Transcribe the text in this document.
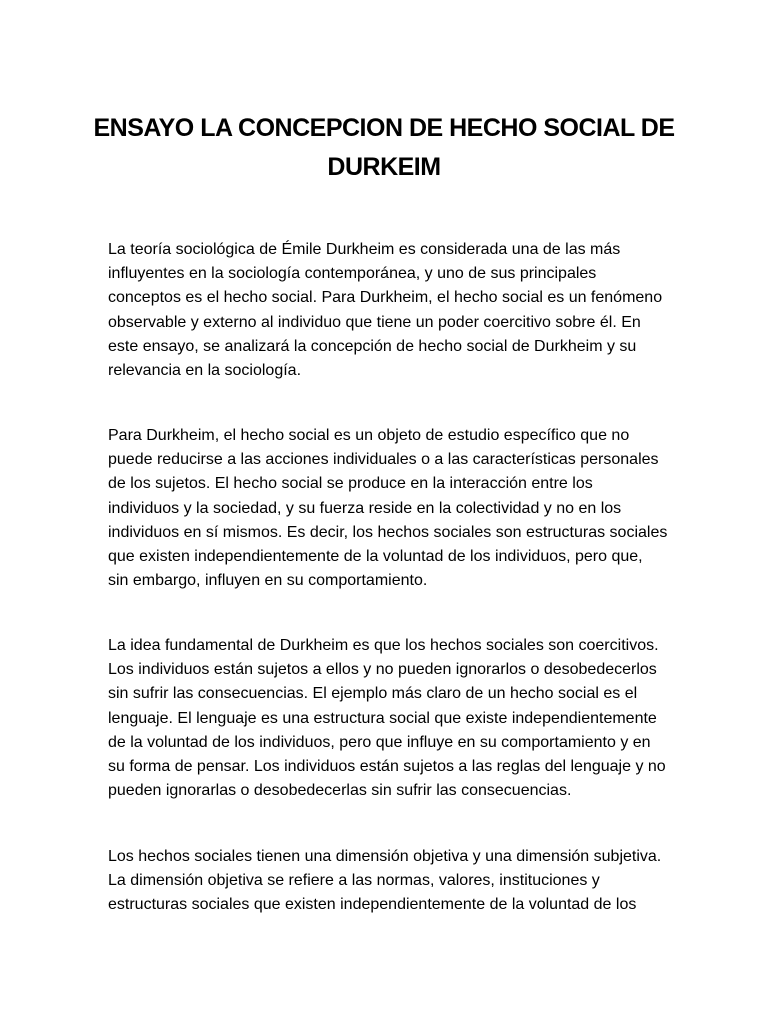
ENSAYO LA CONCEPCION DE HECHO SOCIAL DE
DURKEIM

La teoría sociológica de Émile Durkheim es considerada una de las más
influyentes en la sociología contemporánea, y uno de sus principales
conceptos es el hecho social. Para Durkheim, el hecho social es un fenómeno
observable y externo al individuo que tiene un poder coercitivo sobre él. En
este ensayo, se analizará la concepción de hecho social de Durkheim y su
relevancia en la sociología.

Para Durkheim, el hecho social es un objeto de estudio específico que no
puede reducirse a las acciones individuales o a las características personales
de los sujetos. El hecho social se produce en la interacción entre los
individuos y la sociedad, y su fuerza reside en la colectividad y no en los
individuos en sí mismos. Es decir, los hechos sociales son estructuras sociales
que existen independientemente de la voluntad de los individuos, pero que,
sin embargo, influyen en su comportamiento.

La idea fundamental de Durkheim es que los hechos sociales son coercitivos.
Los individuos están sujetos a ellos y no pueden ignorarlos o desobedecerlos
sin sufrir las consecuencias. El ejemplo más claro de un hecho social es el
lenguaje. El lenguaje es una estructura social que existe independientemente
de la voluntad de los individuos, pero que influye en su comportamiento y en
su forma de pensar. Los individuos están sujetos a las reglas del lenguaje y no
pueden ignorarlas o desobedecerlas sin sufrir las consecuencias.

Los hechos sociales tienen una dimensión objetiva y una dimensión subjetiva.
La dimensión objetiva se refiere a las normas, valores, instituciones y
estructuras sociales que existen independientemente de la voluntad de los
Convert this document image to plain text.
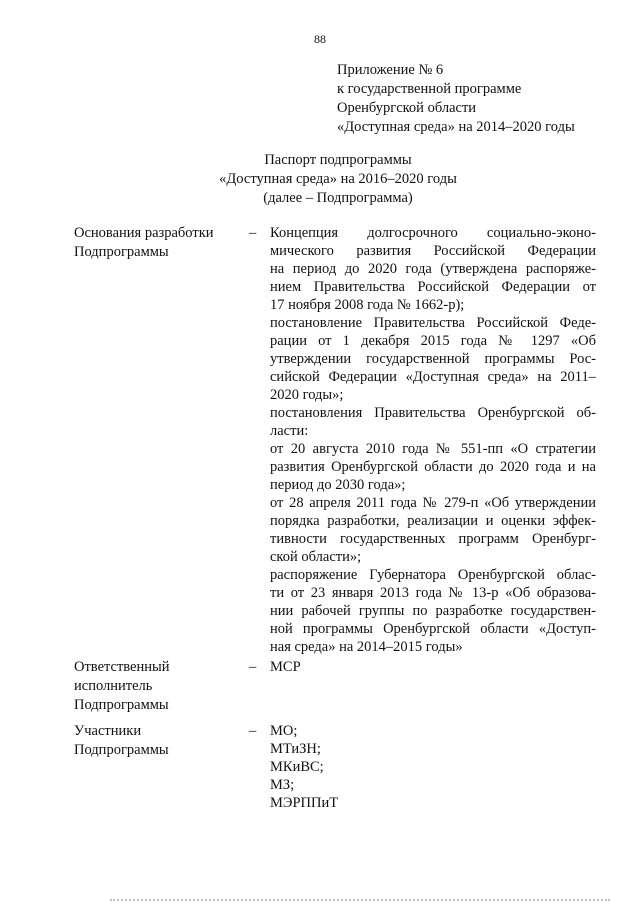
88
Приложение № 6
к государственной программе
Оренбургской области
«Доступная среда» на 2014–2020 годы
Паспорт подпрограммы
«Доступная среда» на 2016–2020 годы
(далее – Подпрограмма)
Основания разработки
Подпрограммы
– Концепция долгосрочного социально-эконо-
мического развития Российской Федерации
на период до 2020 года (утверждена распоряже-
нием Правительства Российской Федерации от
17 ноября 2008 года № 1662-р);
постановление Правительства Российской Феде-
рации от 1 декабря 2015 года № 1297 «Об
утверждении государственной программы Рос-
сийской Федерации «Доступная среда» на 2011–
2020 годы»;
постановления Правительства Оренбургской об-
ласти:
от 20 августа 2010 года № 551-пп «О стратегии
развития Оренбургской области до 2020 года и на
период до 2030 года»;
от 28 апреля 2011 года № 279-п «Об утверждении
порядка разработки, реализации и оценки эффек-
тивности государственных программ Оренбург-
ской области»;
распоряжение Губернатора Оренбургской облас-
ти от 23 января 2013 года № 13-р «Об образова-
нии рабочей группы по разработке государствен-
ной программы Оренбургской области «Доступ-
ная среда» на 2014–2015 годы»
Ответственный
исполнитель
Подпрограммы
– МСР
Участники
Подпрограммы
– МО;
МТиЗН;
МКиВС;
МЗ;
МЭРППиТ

GIVEN REQUEST
Reply with only the number of lines in the material above where the string "text" appears.

EXERCISE OUTPUT
2